Records
***

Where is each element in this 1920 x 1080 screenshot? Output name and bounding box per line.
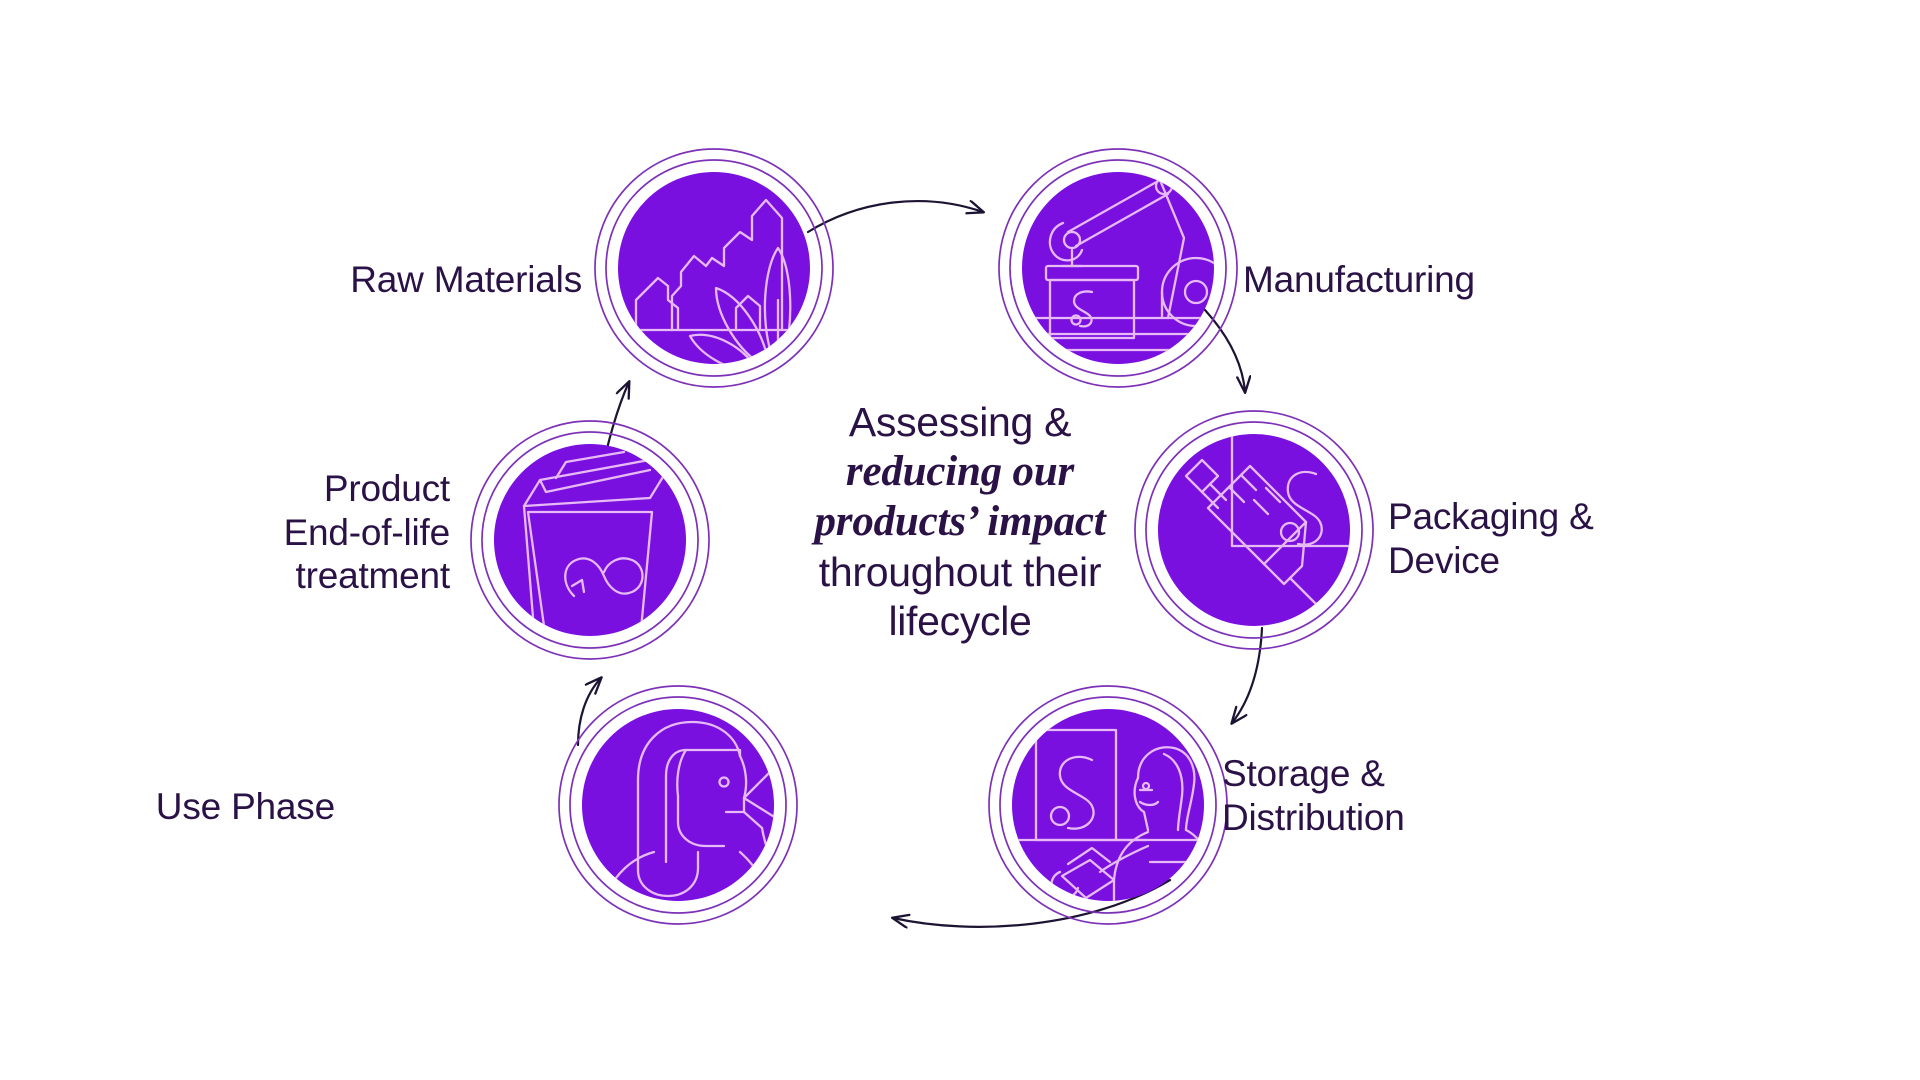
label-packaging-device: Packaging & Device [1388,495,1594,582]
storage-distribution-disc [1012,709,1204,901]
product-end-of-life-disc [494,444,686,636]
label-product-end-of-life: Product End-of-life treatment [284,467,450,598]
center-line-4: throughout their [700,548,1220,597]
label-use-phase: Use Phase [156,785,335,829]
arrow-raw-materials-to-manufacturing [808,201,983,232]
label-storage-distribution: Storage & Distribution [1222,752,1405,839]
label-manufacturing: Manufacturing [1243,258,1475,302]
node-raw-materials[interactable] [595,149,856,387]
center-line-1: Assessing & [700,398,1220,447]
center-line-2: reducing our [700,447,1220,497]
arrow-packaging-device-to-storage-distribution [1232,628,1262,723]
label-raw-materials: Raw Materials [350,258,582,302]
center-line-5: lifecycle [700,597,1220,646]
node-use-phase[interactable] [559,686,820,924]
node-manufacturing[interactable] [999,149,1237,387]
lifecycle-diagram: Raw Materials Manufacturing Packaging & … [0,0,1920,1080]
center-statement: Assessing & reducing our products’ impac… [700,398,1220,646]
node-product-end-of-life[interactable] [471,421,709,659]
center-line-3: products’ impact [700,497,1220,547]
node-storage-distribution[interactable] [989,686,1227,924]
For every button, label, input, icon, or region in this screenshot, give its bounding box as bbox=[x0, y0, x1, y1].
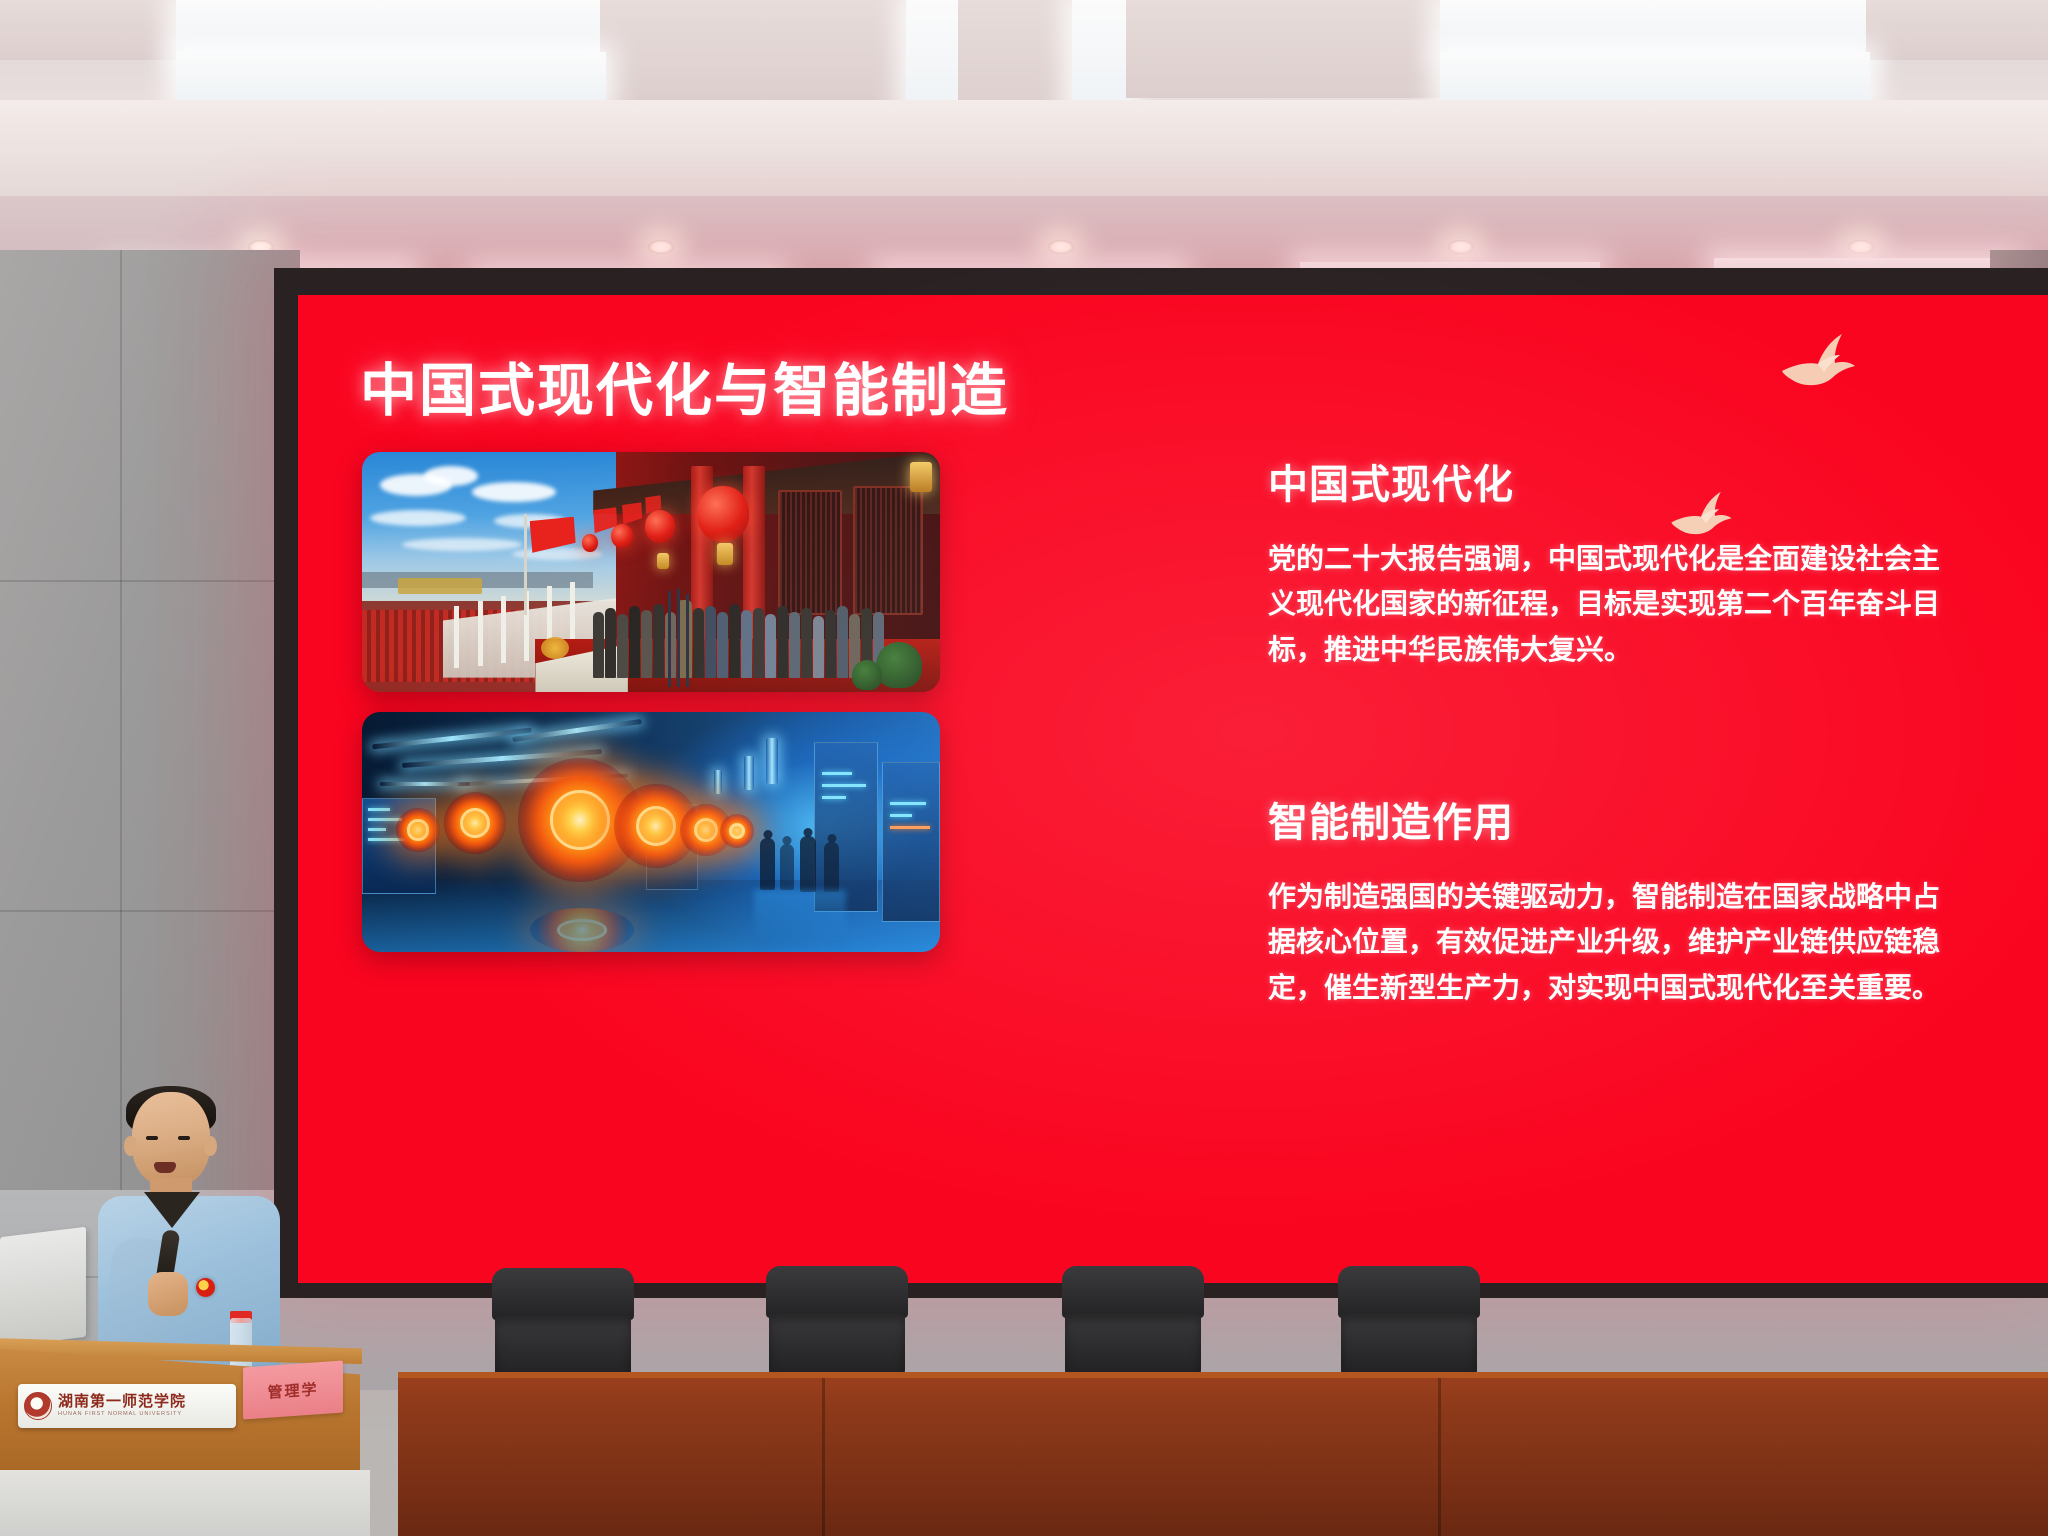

***

### Do this
Repeat the data word for word, from its start down to and including the line that contains "label-storage-distribution: Storage &", and leave the pictures out.

### Answer
Where is each element in this 1920 x 1080 screenshot? Output name and bounding box per line.
label-packaging-device: Packaging & Device [1388,495,1594,582]
storage-distribution-disc [1012,709,1204,901]
product-end-of-life-disc [494,444,686,636]
label-product-end-of-life: Product End-of-life treatment [284,467,450,598]
center-line-4: throughout their [700,548,1220,597]
label-use-phase: Use Phase [156,785,335,829]
arrow-raw-materials-to-manufacturing [808,201,983,232]
label-storage-distribution: Storage & Distribution [1222,752,1405,839]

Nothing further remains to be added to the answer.